Restate the whole of the material. Keep every word, and drop the pictures.
*** Record extracts ***
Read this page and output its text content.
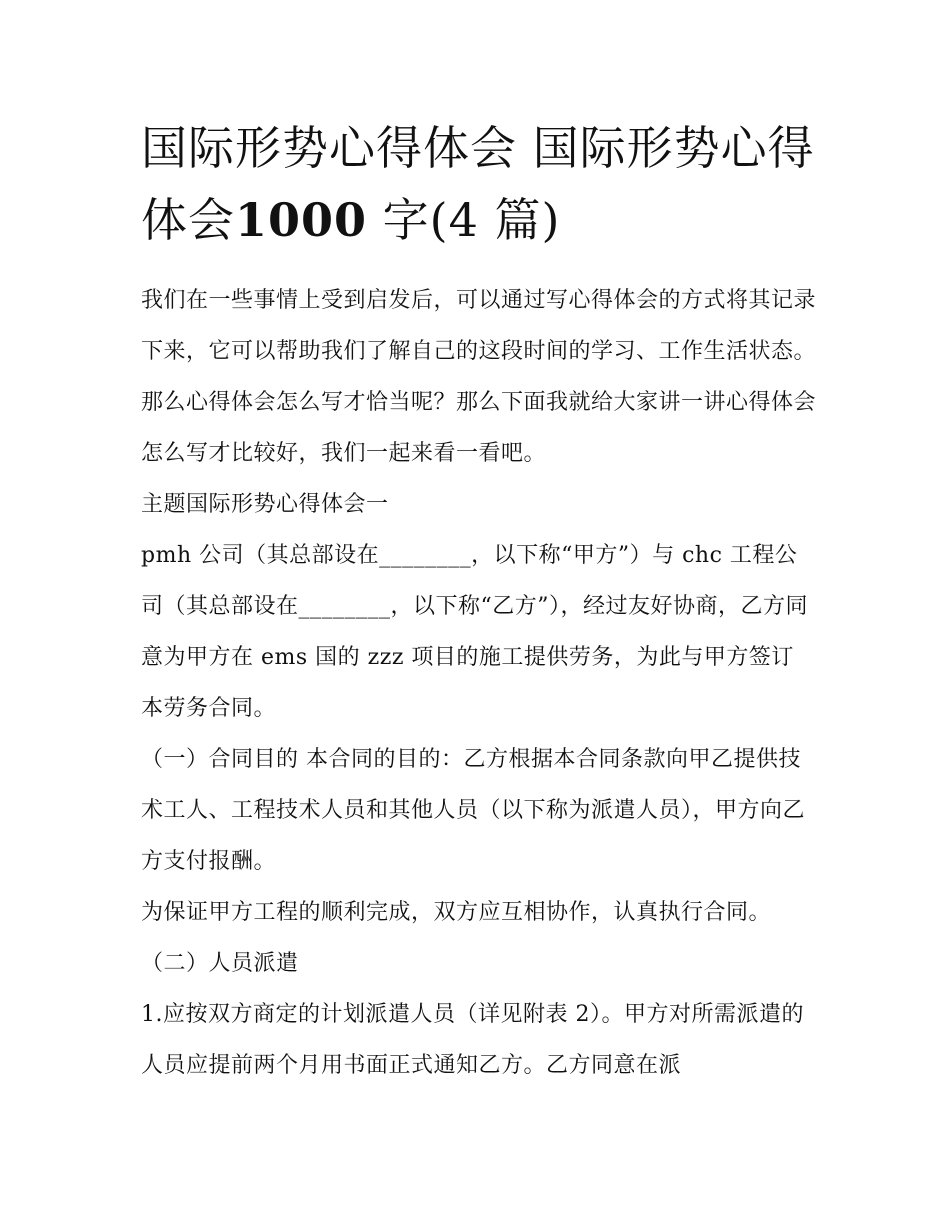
国际形势心得体会 国际形势心得体会1000 字(4 篇)

我们在一些事情上受到启发后，可以通过写心得体会的方式将其记录下来，它可以帮助我们了解自己的这段时间的学习、工作生活状态。那么心得体会怎么写才恰当呢？那么下面我就给大家讲一讲心得体会怎么写才比较好，我们一起来看一看吧。

主题国际形势心得体会一

pmh 公司（其总部设在________，以下称“甲方”）与 chc 工程公司（其总部设在________，以下称“乙方”），经过友好协商，乙方同意为甲方在 ems 国的 zzz 项目的施工提供劳务，为此与甲方签订本劳务合同。

（一）合同目的 本合同的目的：乙方根据本合同条款向甲乙提供技术工人、工程技术人员和其他人员（以下称为派遣人员），甲方向乙方支付报酬。

为保证甲方工程的顺利完成，双方应互相协作，认真执行合同。（二）人员派遣

1.应按双方商定的计划派遣人员（详见附表 2）。甲方对所需派遣的人员应提前两个月用书面正式通知乙方。乙方同意在派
***
Completed exercise
Read this page and output its text content.
国际形势心得体会 国际形势心得体会1000 字(4 篇)

我们在一些事情上受到启发后，可以通过写心得体会的方式将其记录下来，它可以帮助我们了解自己的这段时间的学习、工作生活状态。那么心得体会怎么写才恰当呢？那么下面我就给大家讲一讲心得体会怎么写才比较好，我们一起来看一看吧。

主题国际形势心得体会一

pmh 公司（其总部设在________，以下称“甲方”）与 chc 工程公司（其总部设在________，以下称“乙方”），经过友好协商，乙方同意为甲方在 ems 国的 zzz 项目的施工提供劳务，为此与甲方签订本劳务合同。

（一）合同目的 本合同的目的：乙方根据本合同条款向甲乙提供技术工人、工程技术人员和其他人员（以下称为派遣人员），甲方向乙方支付报酬。

为保证甲方工程的顺利完成，双方应互相协作，认真执行合同。（二）人员派遣

1.应按双方商定的计划派遣人员（详见附表 2）。甲方对所需派遣的人员应提前两个月用书面正式通知乙方。乙方同意在派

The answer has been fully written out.